Copy out all the records exactly.

* begin *

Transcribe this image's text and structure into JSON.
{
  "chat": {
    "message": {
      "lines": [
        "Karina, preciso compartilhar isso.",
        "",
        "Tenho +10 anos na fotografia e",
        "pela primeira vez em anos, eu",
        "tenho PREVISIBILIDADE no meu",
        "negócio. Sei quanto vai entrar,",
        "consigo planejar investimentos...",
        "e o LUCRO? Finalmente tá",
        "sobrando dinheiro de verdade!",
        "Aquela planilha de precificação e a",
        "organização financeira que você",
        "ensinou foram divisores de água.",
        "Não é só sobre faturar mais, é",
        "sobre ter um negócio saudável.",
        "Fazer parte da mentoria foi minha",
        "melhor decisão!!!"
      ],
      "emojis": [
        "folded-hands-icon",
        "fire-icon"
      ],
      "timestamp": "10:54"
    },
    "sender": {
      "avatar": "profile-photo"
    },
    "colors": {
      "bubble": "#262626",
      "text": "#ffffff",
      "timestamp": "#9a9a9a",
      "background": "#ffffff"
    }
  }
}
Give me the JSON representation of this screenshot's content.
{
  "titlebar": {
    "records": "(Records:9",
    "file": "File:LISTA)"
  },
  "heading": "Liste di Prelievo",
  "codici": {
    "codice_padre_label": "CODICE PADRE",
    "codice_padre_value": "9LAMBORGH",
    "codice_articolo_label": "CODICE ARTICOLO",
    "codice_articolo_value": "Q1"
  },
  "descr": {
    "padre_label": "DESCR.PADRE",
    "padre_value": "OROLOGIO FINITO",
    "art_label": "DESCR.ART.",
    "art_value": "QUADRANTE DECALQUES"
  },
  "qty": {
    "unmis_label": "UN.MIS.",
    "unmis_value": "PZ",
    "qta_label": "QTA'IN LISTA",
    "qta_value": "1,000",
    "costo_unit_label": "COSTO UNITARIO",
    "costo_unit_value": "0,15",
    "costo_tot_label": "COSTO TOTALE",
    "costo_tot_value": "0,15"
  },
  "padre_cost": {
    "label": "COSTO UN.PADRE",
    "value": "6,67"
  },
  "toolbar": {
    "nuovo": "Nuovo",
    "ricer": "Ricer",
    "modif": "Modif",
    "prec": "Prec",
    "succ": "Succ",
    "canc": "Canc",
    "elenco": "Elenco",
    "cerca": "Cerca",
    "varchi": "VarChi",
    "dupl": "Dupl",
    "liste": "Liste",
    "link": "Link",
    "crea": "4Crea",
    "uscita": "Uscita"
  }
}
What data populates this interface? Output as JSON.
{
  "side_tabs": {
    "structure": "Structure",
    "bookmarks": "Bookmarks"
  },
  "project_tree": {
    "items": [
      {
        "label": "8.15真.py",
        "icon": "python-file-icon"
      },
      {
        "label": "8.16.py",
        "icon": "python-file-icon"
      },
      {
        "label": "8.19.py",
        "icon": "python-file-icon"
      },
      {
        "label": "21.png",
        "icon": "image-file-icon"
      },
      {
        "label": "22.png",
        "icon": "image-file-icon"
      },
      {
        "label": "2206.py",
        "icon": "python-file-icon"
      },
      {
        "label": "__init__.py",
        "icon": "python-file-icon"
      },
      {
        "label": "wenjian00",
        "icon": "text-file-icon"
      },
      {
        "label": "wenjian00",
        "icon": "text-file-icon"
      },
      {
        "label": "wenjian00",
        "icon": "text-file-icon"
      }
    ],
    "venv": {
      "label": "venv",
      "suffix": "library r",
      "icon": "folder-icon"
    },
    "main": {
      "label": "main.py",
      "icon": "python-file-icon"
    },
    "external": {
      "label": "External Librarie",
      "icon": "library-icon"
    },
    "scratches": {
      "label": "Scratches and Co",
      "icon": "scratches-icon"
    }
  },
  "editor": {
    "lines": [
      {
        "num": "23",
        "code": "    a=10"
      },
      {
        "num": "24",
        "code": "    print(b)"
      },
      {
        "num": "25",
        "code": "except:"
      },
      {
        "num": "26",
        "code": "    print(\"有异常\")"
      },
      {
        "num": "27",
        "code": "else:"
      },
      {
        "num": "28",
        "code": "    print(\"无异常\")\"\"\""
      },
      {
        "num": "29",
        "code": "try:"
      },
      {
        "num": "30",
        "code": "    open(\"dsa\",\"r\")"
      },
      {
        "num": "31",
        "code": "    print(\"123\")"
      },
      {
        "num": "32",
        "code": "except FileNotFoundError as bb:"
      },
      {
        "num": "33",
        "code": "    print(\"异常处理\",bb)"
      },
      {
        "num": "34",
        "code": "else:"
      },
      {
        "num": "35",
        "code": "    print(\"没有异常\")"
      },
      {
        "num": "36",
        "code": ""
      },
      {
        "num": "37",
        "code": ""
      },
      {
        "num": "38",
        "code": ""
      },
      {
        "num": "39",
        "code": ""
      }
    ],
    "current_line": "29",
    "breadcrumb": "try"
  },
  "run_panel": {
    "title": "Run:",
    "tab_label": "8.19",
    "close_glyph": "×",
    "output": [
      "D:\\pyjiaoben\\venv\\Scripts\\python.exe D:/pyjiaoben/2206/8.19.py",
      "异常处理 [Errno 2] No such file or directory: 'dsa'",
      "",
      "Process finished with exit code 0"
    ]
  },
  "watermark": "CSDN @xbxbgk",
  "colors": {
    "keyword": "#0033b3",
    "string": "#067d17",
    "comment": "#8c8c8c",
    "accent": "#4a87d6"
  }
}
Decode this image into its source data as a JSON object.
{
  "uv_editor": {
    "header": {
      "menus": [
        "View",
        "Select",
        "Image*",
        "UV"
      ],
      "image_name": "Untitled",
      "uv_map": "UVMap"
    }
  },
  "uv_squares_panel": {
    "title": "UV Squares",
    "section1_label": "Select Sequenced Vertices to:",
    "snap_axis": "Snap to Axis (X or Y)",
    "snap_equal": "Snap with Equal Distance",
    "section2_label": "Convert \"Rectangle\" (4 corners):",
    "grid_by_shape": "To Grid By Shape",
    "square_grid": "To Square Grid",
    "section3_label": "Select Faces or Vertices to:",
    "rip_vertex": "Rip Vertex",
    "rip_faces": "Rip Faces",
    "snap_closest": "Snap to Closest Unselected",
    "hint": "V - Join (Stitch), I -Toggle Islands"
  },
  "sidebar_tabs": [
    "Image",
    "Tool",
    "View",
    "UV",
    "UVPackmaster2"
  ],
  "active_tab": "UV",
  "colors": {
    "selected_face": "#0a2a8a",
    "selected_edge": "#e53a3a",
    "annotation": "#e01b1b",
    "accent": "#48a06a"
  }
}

* end *

(EXERCISE SOLUTION)
Transcribe this image's text and structure into JSON.
{
  "chat": {
    "message": {
      "lines": [
        "Karina, preciso compartilhar isso.",
        "",
        "Tenho +10 anos na fotografia e",
        "pela primeira vez em anos, eu",
        "tenho PREVISIBILIDADE no meu",
        "negócio. Sei quanto vai entrar,",
        "consigo planejar investimentos...",
        "e o LUCRO? Finalmente tá",
        "sobrando dinheiro de verdade!",
        "Aquela planilha de precificação e a",
        "organização financeira que você",
        "ensinou foram divisores de água.",
        "Não é só sobre faturar mais, é",
        "sobre ter um negócio saudável.",
        "Fazer parte da mentoria foi minha",
        "melhor decisão!!!"
      ],
      "emojis": [
        "folded-hands-icon",
        "fire-icon"
      ],
      "timestamp": "10:54"
    },
    "sender": {
      "avatar": "profile-photo"
    },
    "colors": {
      "bubble": "#262626",
      "text": "#ffffff",
      "timestamp": "#9a9a9a",
      "background": "#ffffff"
    }
  }
}
Give me the JSON representation of this screenshot's content.
{
  "titlebar": {
    "records": "(Records:9",
    "file": "File:LISTA)"
  },
  "heading": "Liste di Prelievo",
  "codici": {
    "codice_padre_label": "CODICE PADRE",
    "codice_padre_value": "9LAMBORGH",
    "codice_articolo_label": "CODICE ARTICOLO",
    "codice_articolo_value": "Q1"
  },
  "descr": {
    "padre_label": "DESCR.PADRE",
    "padre_value": "OROLOGIO FINITO",
    "art_label": "DESCR.ART.",
    "art_value": "QUADRANTE DECALQUES"
  },
  "qty": {
    "unmis_label": "UN.MIS.",
    "unmis_value": "PZ",
    "qta_label": "QTA'IN LISTA",
    "qta_value": "1,000",
    "costo_unit_label": "COSTO UNITARIO",
    "costo_unit_value": "0,15",
    "costo_tot_label": "COSTO TOTALE",
    "costo_tot_value": "0,15"
  },
  "padre_cost": {
    "label": "COSTO UN.PADRE",
    "value": "6,67"
  },
  "toolbar": {
    "nuovo": "Nuovo",
    "ricer": "Ricer",
    "modif": "Modif",
    "prec": "Prec",
    "succ": "Succ",
    "canc": "Canc",
    "elenco": "Elenco",
    "cerca": "Cerca",
    "varchi": "VarChi",
    "dupl": "Dupl",
    "liste": "Liste",
    "link": "Link",
    "crea": "4Crea",
    "uscita": "Uscita"
  }
}
What data populates this interface? Output as JSON.
{
  "side_tabs": {
    "structure": "Structure",
    "bookmarks": "Bookmarks"
  },
  "project_tree": {
    "items": [
      {
        "label": "8.15真.py",
        "icon": "python-file-icon"
      },
      {
        "label": "8.16.py",
        "icon": "python-file-icon"
      },
      {
        "label": "8.19.py",
        "icon": "python-file-icon"
      },
      {
        "label": "21.png",
        "icon": "image-file-icon"
      },
      {
        "label": "22.png",
        "icon": "image-file-icon"
      },
      {
        "label": "2206.py",
        "icon": "python-file-icon"
      },
      {
        "label": "__init__.py",
        "icon": "python-file-icon"
      },
      {
        "label": "wenjian00",
        "icon": "text-file-icon"
      },
      {
        "label": "wenjian00",
        "icon": "text-file-icon"
      },
      {
        "label": "wenjian00",
        "icon": "text-file-icon"
      }
    ],
    "venv": {
      "label": "venv",
      "suffix": "library r",
      "icon": "folder-icon"
    },
    "main": {
      "label": "main.py",
      "icon": "python-file-icon"
    },
    "external": {
      "label": "External Librarie",
      "icon": "library-icon"
    },
    "scratches": {
      "label": "Scratches and Co",
      "icon": "scratches-icon"
    }
  },
  "editor": {
    "lines": [
      {
        "num": "23",
        "code": "    a=10"
      },
      {
        "num": "24",
        "code": "    print(b)"
      },
      {
        "num": "25",
        "code": "except:"
      },
      {
        "num": "26",
        "code": "    print(\"有异常\")"
      },
      {
        "num": "27",
        "code": "else:"
      },
      {
        "num": "28",
        "code": "    print(\"无异常\")\"\"\""
      },
      {
        "num": "29",
        "code": "try:"
      },
      {
        "num": "30",
        "code": "    open(\"dsa\",\"r\")"
      },
      {
        "num": "31",
        "code": "    print(\"123\")"
      },
      {
        "num": "32",
        "code": "except FileNotFoundError as bb:"
      },
      {
        "num": "33",
        "code": "    print(\"异常处理\",bb)"
      },
      {
        "num": "34",
        "code": "else:"
      },
      {
        "num": "35",
        "code": "    print(\"没有异常\")"
      },
      {
        "num": "36",
        "code": ""
      },
      {
        "num": "37",
        "code": ""
      },
      {
        "num": "38",
        "code": ""
      },
      {
        "num": "39",
        "code": ""
      }
    ],
    "current_line": "29",
    "breadcrumb": "try"
  },
  "run_panel": {
    "title": "Run:",
    "tab_label": "8.19",
    "close_glyph": "×",
    "output": [
      "D:\\pyjiaoben\\venv\\Scripts\\python.exe D:/pyjiaoben/2206/8.19.py",
      "异常处理 [Errno 2] No such file or directory: 'dsa'",
      "",
      "Process finished with exit code 0"
    ]
  },
  "watermark": "CSDN @xbxbgk",
  "colors": {
    "keyword": "#0033b3",
    "string": "#067d17",
    "comment": "#8c8c8c",
    "accent": "#4a87d6"
  }
}
Decode this image into its source data as a JSON object.
{
  "uv_editor": {
    "header": {
      "menus": [
        "View",
        "Select",
        "Image*",
        "UV"
      ],
      "image_name": "Untitled",
      "uv_map": "UVMap"
    }
  },
  "uv_squares_panel": {
    "title": "UV Squares",
    "section1_label": "Select Sequenced Vertices to:",
    "snap_axis": "Snap to Axis (X or Y)",
    "snap_equal": "Snap with Equal Distance",
    "section2_label": "Convert \"Rectangle\" (4 corners):",
    "grid_by_shape": "To Grid By Shape",
    "square_grid": "To Square Grid",
    "section3_label": "Select Faces or Vertices to:",
    "rip_vertex": "Rip Vertex",
    "rip_faces": "Rip Faces",
    "snap_closest": "Snap to Closest Unselected",
    "hint": "V - Join (Stitch), I -Toggle Islands"
  },
  "sidebar_tabs": [
    "Image",
    "Tool",
    "View",
    "UV",
    "UVPackmaster2"
  ],
  "active_tab": "UV",
  "colors": {
    "selected_face": "#0a2a8a",
    "selected_edge": "#e53a3a",
    "annotation": "#e01b1b",
    "accent": "#48a06a"
  }
}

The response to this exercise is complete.